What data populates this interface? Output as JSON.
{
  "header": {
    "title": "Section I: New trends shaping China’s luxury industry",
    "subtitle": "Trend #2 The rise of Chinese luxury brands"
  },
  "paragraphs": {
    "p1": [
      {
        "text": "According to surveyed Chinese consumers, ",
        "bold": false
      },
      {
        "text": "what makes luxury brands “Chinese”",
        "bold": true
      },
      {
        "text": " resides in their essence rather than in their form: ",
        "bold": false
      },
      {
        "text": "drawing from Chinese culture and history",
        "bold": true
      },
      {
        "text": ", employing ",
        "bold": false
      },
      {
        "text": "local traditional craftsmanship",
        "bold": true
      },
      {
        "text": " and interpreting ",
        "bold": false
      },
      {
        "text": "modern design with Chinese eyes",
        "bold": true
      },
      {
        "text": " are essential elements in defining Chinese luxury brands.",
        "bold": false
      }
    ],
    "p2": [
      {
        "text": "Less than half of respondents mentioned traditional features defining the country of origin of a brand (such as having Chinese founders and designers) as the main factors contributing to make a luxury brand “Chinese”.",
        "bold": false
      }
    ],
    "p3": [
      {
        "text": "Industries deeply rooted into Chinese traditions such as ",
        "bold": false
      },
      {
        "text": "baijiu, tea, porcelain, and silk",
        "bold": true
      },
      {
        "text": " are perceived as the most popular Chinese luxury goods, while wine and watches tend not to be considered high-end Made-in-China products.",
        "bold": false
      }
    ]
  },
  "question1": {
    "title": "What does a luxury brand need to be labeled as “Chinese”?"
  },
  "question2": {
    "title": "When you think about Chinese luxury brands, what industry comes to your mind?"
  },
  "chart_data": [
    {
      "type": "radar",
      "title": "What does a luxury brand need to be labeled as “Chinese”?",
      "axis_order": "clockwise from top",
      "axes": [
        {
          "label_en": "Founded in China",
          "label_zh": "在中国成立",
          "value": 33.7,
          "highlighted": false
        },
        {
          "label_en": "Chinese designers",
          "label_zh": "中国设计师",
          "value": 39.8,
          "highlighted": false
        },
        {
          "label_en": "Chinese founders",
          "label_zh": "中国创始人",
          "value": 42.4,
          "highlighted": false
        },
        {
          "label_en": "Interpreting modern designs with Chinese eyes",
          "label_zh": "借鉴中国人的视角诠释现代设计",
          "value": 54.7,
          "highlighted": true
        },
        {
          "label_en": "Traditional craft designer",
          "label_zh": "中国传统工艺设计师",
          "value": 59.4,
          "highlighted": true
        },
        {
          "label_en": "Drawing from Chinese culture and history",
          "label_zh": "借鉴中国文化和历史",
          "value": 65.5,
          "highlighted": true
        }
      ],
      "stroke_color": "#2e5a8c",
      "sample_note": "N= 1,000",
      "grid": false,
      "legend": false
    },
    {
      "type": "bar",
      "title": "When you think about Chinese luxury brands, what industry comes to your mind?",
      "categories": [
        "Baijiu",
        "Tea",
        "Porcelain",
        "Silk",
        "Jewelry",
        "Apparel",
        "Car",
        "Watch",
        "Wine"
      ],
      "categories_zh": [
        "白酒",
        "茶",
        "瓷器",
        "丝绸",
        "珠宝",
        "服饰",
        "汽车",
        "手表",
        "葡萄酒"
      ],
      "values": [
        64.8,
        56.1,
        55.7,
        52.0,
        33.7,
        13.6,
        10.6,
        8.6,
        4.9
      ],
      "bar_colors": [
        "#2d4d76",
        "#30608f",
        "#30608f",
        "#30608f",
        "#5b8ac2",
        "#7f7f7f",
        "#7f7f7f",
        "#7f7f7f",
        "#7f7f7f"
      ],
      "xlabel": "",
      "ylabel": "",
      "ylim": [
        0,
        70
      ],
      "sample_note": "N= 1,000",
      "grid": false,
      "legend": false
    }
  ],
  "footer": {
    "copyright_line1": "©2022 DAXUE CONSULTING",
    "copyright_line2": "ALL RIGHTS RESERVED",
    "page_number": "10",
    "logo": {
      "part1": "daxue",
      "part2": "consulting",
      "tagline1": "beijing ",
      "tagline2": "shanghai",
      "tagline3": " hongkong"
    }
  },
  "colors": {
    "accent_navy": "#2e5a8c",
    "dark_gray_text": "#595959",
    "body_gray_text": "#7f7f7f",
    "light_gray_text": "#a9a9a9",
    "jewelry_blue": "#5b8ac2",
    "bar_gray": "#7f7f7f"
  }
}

#### EXERCISE BRIEF:
Identify every line above with the string "than" in it. Copy those lines.

#### FINISHED TASK:
        "text": " resides in their essence rather than in their form: ",
        "text": "Less than half of respondents mentioned traditional features defining the country of origin of a brand (such as having Chinese founders and designers) as the main factors contributing to make a luxury brand “Chinese”.",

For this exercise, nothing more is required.